STATED PROBLEM:
Repeat, without any change, the entries presented below.
-- START --
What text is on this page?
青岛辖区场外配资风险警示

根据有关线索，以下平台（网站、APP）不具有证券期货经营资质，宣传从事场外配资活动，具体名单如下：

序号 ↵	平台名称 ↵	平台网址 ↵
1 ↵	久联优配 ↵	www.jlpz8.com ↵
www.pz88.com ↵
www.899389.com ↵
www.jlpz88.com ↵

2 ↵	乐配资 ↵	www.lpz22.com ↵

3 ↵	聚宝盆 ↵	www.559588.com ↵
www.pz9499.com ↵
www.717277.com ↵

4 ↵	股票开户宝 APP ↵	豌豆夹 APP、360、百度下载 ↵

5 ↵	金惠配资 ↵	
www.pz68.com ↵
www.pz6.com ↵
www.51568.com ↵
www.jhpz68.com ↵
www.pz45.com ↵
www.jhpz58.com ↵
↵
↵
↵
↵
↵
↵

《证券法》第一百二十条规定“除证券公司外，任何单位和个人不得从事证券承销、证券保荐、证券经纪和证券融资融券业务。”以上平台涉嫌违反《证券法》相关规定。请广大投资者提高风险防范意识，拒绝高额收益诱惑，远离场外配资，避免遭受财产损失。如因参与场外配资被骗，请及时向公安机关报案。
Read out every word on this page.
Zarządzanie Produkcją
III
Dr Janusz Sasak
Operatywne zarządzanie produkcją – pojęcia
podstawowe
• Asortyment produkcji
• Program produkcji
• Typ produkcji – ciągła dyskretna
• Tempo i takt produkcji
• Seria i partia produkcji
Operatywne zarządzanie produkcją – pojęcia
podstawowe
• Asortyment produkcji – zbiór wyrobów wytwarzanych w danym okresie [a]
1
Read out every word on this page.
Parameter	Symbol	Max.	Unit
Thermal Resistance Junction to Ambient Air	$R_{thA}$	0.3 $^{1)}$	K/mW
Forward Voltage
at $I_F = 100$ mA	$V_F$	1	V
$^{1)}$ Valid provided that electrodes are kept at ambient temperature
-- END --
SOLUTION TO THE PROBLEM:
What text is on this page?
青岛辖区场外配资风险警示

根据有关线索，以下平台（网站、APP）不具有证券期货经营资质，宣传从事场外配资活动，具体名单如下：

序号 ↵	平台名称 ↵	平台网址 ↵
1 ↵	久联优配 ↵	www.jlpz8.com ↵
www.pz88.com ↵
www.899389.com ↵
www.jlpz88.com ↵

2 ↵	乐配资 ↵	www.lpz22.com ↵

3 ↵	聚宝盆 ↵	www.559588.com ↵
www.pz9499.com ↵
www.717277.com ↵

4 ↵	股票开户宝 APP ↵	豌豆夹 APP、360、百度下载 ↵

5 ↵	金惠配资 ↵	
www.pz68.com ↵
www.pz6.com ↵
www.51568.com ↵
www.jhpz68.com ↵
www.pz45.com ↵
www.jhpz58.com ↵
↵
↵
↵
↵
↵
↵

《证券法》第一百二十条规定“除证券公司外，任何单位和个人不得从事证券承销、证券保荐、证券经纪和证券融资融券业务。”以上平台涉嫌违反《证券法》相关规定。请广大投资者提高风险防范意识，拒绝高额收益诱惑，远离场外配资，避免遭受财产损失。如因参与场外配资被骗，请及时向公安机关报案。
Read out every word on this page.
Zarządzanie Produkcją
III
Dr Janusz Sasak
Operatywne zarządzanie produkcją – pojęcia
podstawowe
• Asortyment produkcji
• Program produkcji
• Typ produkcji – ciągła dyskretna
• Tempo i takt produkcji
• Seria i partia produkcji
Operatywne zarządzanie produkcją – pojęcia
podstawowe
• Asortyment produkcji – zbiór wyrobów wytwarzanych w danym okresie [a]
1
Read out every word on this page.
Parameter	Symbol	Max.	Unit
Thermal Resistance Junction to Ambient Air	$R_{thA}$	0.3 $^{1)}$	K/mW
Forward Voltage
at $I_F = 100$ mA	$V_F$	1	V
$^{1)}$ Valid provided that electrodes are kept at ambient temperature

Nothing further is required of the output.